* Requirements *
Reproduce all lines of the listing below in which the word "Reduction" occurs.

BEGIN Extracted material

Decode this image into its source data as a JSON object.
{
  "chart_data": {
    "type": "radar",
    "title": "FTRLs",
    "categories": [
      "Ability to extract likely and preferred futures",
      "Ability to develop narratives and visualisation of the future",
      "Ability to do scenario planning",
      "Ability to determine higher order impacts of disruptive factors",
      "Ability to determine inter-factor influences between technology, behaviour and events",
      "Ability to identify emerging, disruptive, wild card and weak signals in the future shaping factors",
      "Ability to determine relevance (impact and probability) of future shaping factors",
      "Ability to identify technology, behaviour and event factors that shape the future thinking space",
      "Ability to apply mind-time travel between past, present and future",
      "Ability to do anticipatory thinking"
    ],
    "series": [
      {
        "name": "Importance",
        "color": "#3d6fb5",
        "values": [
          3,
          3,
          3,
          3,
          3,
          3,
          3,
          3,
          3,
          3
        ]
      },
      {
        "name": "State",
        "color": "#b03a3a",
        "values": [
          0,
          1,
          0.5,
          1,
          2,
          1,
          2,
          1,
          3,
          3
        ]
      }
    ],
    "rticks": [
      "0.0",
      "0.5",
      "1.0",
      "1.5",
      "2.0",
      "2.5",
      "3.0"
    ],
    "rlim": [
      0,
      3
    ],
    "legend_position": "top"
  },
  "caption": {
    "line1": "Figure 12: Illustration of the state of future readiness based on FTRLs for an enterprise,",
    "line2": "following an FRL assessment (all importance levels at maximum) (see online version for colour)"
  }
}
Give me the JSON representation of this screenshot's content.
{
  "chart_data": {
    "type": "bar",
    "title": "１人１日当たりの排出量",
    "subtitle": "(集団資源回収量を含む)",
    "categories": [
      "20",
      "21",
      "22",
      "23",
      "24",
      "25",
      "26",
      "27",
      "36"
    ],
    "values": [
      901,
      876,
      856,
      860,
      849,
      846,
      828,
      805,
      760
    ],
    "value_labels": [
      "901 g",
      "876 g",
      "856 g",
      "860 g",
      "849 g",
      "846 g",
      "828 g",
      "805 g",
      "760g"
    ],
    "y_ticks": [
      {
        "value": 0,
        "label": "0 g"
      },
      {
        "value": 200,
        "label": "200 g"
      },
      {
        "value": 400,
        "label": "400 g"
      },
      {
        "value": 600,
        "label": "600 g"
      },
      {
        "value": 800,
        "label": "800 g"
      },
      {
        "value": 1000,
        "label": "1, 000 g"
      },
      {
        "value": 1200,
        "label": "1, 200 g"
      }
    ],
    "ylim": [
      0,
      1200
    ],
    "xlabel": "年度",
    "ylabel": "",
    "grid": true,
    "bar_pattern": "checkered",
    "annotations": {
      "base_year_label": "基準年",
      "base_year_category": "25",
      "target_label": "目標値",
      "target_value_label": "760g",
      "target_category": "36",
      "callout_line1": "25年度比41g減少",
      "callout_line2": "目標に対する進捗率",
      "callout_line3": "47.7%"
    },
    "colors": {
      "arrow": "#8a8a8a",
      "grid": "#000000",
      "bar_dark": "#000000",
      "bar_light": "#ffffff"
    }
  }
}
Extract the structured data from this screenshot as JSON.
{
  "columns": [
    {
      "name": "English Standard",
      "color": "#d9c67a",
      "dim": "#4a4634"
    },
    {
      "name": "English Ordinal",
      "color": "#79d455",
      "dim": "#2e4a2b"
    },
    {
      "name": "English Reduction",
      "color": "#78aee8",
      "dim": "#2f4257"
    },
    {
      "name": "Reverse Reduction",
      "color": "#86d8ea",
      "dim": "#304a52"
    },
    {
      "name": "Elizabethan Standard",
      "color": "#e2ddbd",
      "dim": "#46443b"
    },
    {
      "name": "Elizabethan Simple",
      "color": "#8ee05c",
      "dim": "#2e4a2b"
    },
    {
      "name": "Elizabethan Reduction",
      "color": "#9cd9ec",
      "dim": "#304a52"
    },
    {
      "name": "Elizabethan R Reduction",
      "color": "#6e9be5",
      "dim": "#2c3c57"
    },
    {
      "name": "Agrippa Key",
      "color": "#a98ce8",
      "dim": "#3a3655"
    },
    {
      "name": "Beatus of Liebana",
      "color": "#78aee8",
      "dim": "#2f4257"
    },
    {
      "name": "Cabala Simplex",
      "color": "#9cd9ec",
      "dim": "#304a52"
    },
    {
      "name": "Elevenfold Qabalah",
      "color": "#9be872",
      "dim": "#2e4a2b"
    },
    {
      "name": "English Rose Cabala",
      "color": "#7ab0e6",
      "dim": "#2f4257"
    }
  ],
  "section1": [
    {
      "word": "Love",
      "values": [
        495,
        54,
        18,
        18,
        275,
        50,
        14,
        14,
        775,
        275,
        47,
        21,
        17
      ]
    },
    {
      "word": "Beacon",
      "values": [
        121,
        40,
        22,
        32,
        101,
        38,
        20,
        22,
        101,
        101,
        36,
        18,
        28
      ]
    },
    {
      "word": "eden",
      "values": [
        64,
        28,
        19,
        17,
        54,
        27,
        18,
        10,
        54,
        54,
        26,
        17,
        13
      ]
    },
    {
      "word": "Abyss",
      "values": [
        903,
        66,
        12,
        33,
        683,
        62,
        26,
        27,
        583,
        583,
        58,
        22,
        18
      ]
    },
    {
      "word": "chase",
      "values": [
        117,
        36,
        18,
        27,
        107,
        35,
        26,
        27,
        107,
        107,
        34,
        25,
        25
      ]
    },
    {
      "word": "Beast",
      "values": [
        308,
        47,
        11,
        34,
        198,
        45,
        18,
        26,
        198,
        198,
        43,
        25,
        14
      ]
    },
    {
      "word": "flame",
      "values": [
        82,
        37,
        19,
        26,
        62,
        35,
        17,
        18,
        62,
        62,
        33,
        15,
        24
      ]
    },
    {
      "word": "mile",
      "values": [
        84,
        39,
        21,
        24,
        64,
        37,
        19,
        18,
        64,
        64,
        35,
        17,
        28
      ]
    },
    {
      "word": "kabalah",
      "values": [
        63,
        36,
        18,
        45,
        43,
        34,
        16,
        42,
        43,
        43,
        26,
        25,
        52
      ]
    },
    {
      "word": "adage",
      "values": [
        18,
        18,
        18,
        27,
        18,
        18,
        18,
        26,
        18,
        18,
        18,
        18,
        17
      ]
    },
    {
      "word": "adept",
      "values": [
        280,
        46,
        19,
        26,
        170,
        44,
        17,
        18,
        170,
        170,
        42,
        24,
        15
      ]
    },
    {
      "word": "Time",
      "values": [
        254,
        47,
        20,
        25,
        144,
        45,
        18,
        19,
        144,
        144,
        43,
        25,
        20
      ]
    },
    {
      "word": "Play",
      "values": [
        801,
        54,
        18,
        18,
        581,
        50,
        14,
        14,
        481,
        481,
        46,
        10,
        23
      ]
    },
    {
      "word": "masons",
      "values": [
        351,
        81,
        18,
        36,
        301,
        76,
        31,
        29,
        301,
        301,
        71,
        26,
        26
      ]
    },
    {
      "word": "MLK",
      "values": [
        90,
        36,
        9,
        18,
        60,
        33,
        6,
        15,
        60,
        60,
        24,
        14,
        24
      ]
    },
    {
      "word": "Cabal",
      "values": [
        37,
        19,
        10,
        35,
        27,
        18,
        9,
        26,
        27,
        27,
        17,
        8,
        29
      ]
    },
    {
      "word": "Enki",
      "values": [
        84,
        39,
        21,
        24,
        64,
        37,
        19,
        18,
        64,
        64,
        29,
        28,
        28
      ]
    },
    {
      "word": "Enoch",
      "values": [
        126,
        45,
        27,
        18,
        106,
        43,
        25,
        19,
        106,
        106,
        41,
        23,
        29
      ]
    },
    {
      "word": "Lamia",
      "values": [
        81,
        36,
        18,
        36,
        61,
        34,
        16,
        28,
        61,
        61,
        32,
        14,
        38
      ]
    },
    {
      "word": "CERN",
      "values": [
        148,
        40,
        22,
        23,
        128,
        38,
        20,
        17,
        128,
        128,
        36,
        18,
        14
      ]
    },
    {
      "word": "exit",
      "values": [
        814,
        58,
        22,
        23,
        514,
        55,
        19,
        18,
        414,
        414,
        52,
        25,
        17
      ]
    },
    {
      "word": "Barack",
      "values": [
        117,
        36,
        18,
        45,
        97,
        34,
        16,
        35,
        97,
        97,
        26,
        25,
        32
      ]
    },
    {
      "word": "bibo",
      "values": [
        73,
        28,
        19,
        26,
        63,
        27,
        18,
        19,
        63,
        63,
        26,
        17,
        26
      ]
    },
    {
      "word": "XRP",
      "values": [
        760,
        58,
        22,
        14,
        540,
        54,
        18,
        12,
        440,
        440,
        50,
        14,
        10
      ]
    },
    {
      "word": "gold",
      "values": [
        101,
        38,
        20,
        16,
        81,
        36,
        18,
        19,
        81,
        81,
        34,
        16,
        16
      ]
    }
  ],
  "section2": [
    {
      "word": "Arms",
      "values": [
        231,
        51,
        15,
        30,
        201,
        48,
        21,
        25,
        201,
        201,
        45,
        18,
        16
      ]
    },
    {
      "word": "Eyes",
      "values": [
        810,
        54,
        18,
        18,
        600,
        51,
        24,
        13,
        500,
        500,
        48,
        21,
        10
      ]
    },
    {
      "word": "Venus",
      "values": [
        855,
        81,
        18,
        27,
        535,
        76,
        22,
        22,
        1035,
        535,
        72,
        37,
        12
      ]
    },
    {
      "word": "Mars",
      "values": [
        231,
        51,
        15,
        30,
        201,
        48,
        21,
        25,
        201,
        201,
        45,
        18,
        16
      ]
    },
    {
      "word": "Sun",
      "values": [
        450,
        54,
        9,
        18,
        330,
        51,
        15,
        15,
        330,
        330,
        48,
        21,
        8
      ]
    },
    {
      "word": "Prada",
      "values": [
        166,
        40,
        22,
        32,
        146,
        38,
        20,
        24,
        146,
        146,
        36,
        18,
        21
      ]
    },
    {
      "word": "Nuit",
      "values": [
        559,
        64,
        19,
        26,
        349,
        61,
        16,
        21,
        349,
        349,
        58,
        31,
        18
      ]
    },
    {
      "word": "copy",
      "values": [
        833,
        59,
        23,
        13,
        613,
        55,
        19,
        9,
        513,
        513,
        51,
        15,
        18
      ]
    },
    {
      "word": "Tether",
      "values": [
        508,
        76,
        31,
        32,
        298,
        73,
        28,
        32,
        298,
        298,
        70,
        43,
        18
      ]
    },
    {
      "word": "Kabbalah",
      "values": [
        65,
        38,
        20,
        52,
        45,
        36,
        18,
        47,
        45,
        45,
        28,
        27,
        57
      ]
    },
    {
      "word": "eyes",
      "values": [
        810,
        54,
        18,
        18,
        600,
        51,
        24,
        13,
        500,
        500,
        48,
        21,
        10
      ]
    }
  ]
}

END Extracted material

* Result below *
      "name": "English Reduction",
      "name": "Reverse Reduction",
      "name": "Elizabethan Reduction",
      "name": "Elizabethan R Reduction",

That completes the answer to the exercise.